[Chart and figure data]
=-=-=-=-=

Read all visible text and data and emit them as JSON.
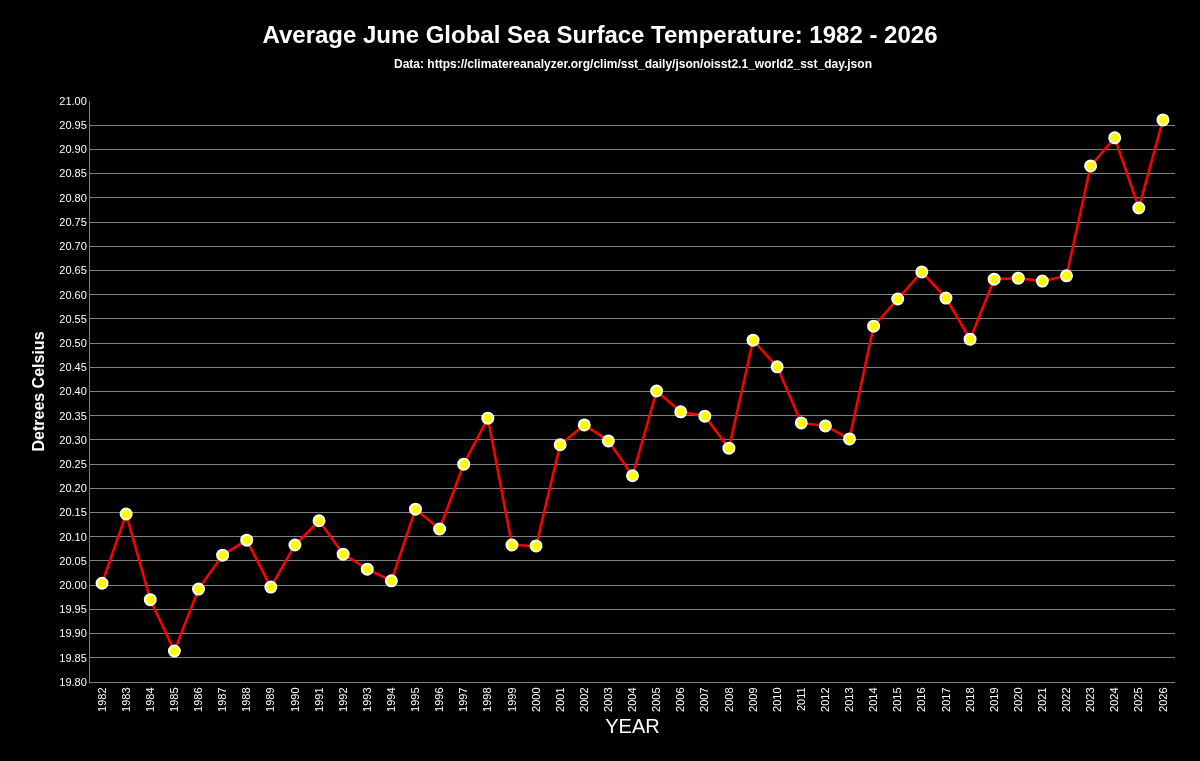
{
  "chart_data": {
    "type": "line",
    "title": "Average June Global Sea Surface Temperature: 1982 - 2026",
    "subtitle": "Data: https://climatereanalyzer.org/clim/sst_daily/json/oisst2.1_world2_sst_day.json",
    "xlabel": "YEAR",
    "ylabel": "Detrees Celsius",
    "categories": [
      "1982",
      "1983",
      "1984",
      "1985",
      "1986",
      "1987",
      "1988",
      "1989",
      "1990",
      "1991",
      "1992",
      "1993",
      "1994",
      "1995",
      "1996",
      "1997",
      "1998",
      "1999",
      "2000",
      "2001",
      "2002",
      "2003",
      "2004",
      "2005",
      "2006",
      "2007",
      "2008",
      "2009",
      "2010",
      "2011",
      "2012",
      "2013",
      "2014",
      "2015",
      "2016",
      "2017",
      "2018",
      "2019",
      "2020",
      "2021",
      "2022",
      "2023",
      "2024",
      "2025",
      "2026"
    ],
    "series": [
      {
        "color": "#ff0000",
        "values": [
          20.004,
          20.147,
          19.97,
          19.864,
          19.992,
          20.062,
          20.093,
          19.996,
          20.083,
          20.133,
          20.064,
          20.033,
          20.009,
          20.157,
          20.116,
          20.25,
          20.345,
          20.083,
          20.081,
          20.29,
          20.331,
          20.298,
          20.226,
          20.401,
          20.358,
          20.349,
          20.283,
          20.506,
          20.451,
          20.335,
          20.329,
          20.302,
          20.535,
          20.591,
          20.647,
          20.593,
          20.508,
          20.632,
          20.634,
          20.628,
          20.639,
          20.866,
          20.924,
          20.779,
          20.961
        ]
      }
    ],
    "ylim": [
      19.8,
      21.0
    ],
    "yticks": [
      {
        "value": 19.8,
        "label": "19.80"
      },
      {
        "value": 19.85,
        "label": "19.85"
      },
      {
        "value": 19.9,
        "label": "19.90"
      },
      {
        "value": 19.95,
        "label": "19.95"
      },
      {
        "value": 20.0,
        "label": "20.00"
      },
      {
        "value": 20.05,
        "label": "20.05"
      },
      {
        "value": 20.1,
        "label": "20.10"
      },
      {
        "value": 20.15,
        "label": "20.15"
      },
      {
        "value": 20.2,
        "label": "20.20"
      },
      {
        "value": 20.25,
        "label": "20.25"
      },
      {
        "value": 20.3,
        "label": "20.30"
      },
      {
        "value": 20.35,
        "label": "20.35"
      },
      {
        "value": 20.4,
        "label": "20.40"
      },
      {
        "value": 20.45,
        "label": "20.45"
      },
      {
        "value": 20.5,
        "label": "20.50"
      },
      {
        "value": 20.55,
        "label": "20.55"
      },
      {
        "value": 20.6,
        "label": "20.60"
      },
      {
        "value": 20.65,
        "label": "20.65"
      },
      {
        "value": 20.7,
        "label": "20.70"
      },
      {
        "value": 20.75,
        "label": "20.75"
      },
      {
        "value": 20.8,
        "label": "20.80"
      },
      {
        "value": 20.85,
        "label": "20.85"
      },
      {
        "value": 20.9,
        "label": "20.90"
      },
      {
        "value": 20.95,
        "label": "20.95"
      },
      {
        "value": 21.0,
        "label": "21.00"
      }
    ],
    "grid": "y",
    "marker": "circle",
    "line_style": "solid"
  }
}
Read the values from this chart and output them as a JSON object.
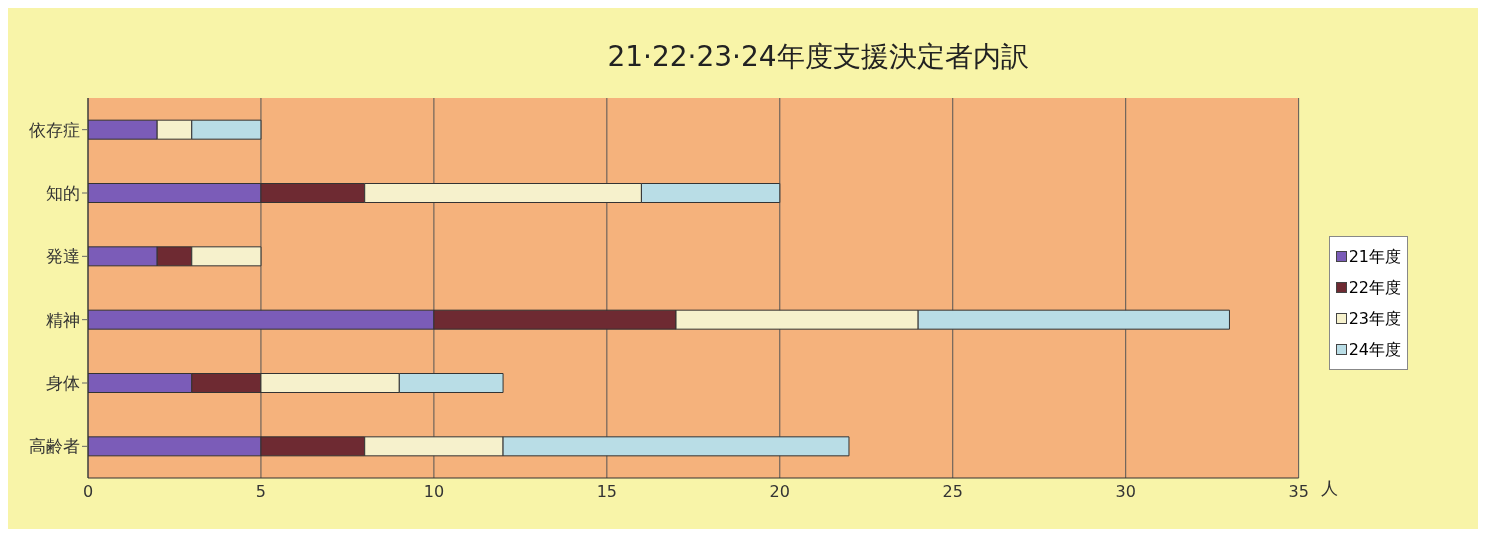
{
  "chart_data": {
    "type": "bar",
    "orientation": "horizontal",
    "stacked": true,
    "title": "21·22·23·24年度支援決定者内訳",
    "xlabel": "人",
    "categories": [
      "依存症",
      "知的",
      "発達",
      "精神",
      "身体",
      "高齢者"
    ],
    "series": [
      {
        "name": "21年度",
        "color": "#7b5cb8",
        "values": [
          2,
          5,
          2,
          10,
          3,
          5
        ]
      },
      {
        "name": "22年度",
        "color": "#6e2a32",
        "values": [
          0,
          3,
          1,
          7,
          2,
          3
        ]
      },
      {
        "name": "23年度",
        "color": "#f6f1cc",
        "values": [
          1,
          8,
          2,
          7,
          4,
          4
        ]
      },
      {
        "name": "24年度",
        "color": "#b9dde6",
        "values": [
          2,
          4,
          0,
          9,
          3,
          10
        ]
      }
    ],
    "xlim": [
      0,
      35
    ],
    "xticks": [
      0,
      5,
      10,
      15,
      20,
      25,
      30,
      35
    ],
    "grid": "x",
    "legend": "right"
  }
}
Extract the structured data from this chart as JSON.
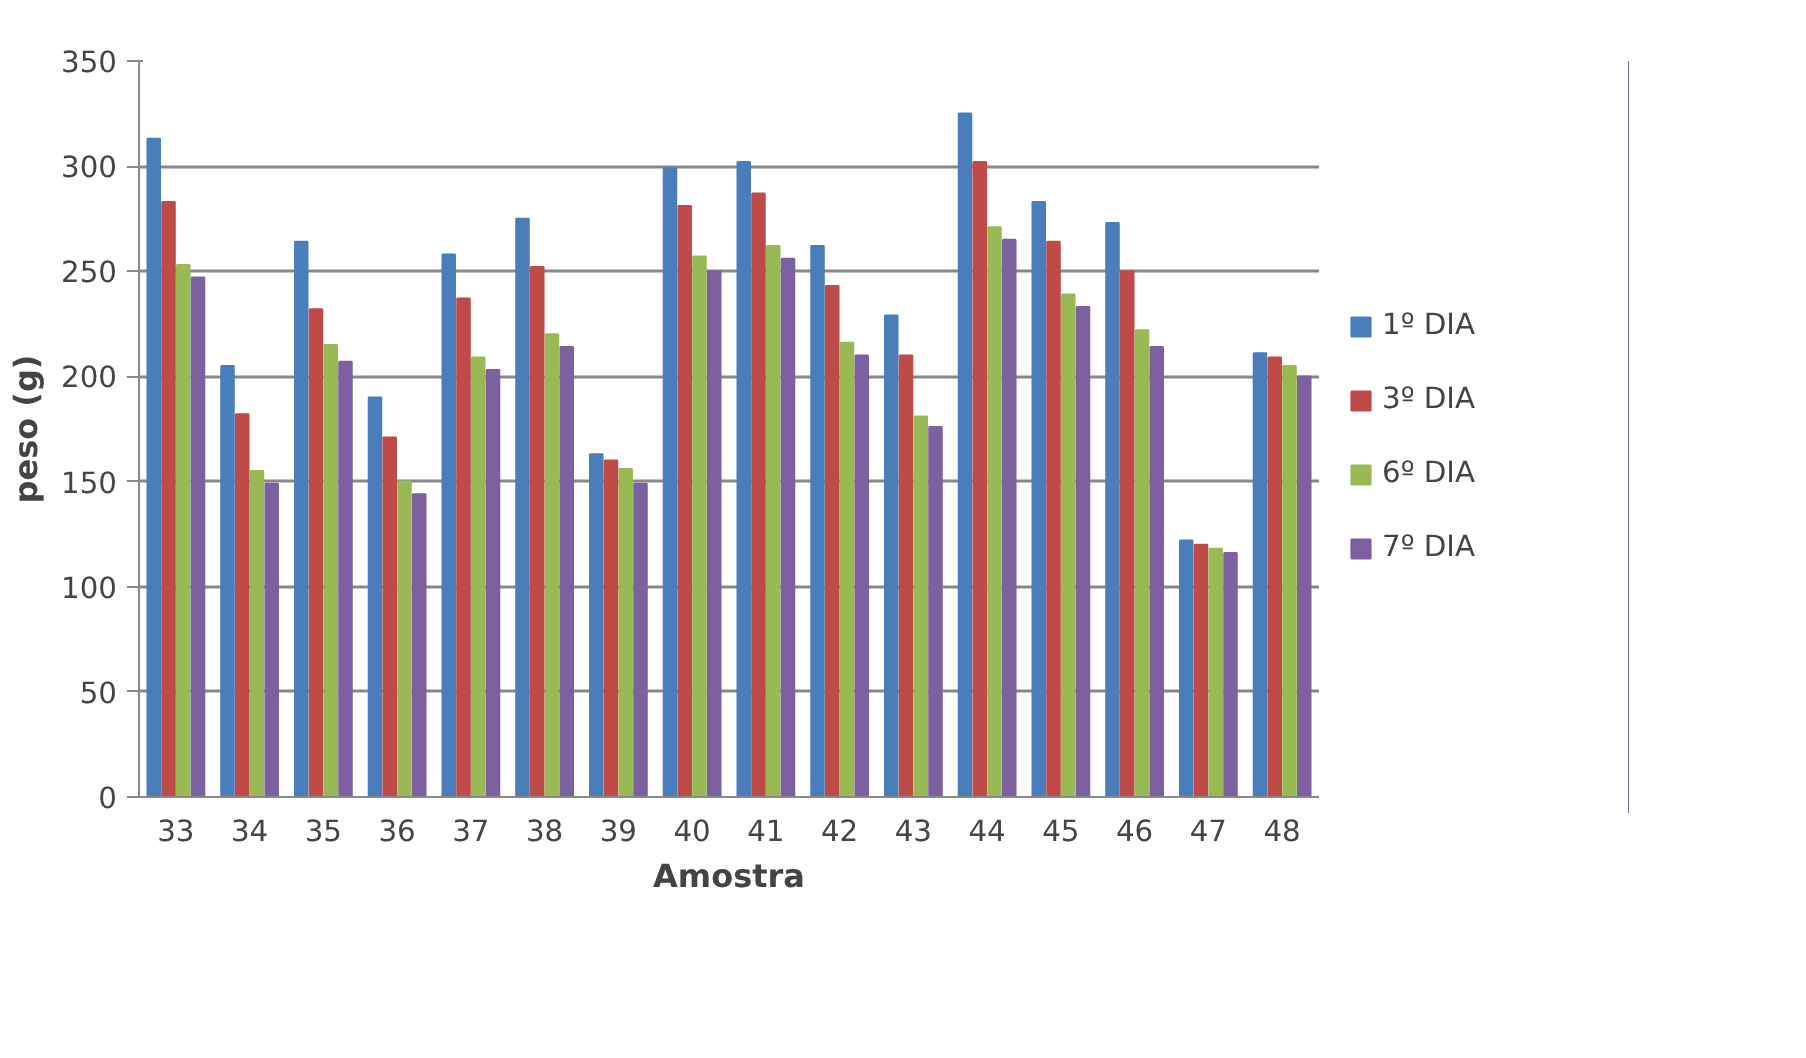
{
  "chart_data": {
    "type": "bar",
    "xlabel": "Amostra",
    "ylabel": "peso (g)",
    "categories": [
      "33",
      "34",
      "35",
      "36",
      "37",
      "38",
      "39",
      "40",
      "41",
      "42",
      "43",
      "44",
      "45",
      "46",
      "47",
      "48"
    ],
    "series": [
      {
        "name": "1º DIA",
        "color": "#4a7ebb",
        "values": [
          313,
          205,
          264,
          190,
          258,
          275,
          163,
          299,
          302,
          262,
          229,
          325,
          283,
          273,
          122,
          211
        ]
      },
      {
        "name": "3º DIA",
        "color": "#be4b48",
        "values": [
          283,
          182,
          232,
          171,
          237,
          252,
          160,
          281,
          287,
          243,
          210,
          302,
          264,
          250,
          120,
          209
        ]
      },
      {
        "name": "6º DIA",
        "color": "#98b954",
        "values": [
          253,
          155,
          215,
          150,
          209,
          220,
          156,
          257,
          262,
          216,
          181,
          271,
          239,
          222,
          118,
          205
        ]
      },
      {
        "name": "7º DIA",
        "color": "#7d60a0",
        "values": [
          247,
          149,
          207,
          144,
          203,
          214,
          149,
          250,
          256,
          210,
          176,
          265,
          233,
          214,
          116,
          200
        ]
      }
    ],
    "ylim": [
      0,
      350
    ],
    "yticks": [
      0,
      50,
      100,
      150,
      200,
      250,
      300,
      350
    ],
    "grid": "y",
    "legend": "right"
  }
}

=-=-=-=-=

In the entries above, find lines with "from" and copy each.

EXERCISE RESPONSE.
Read the values from this chart and output them as a JSON object.
Extract the structured data from this chart as JSON.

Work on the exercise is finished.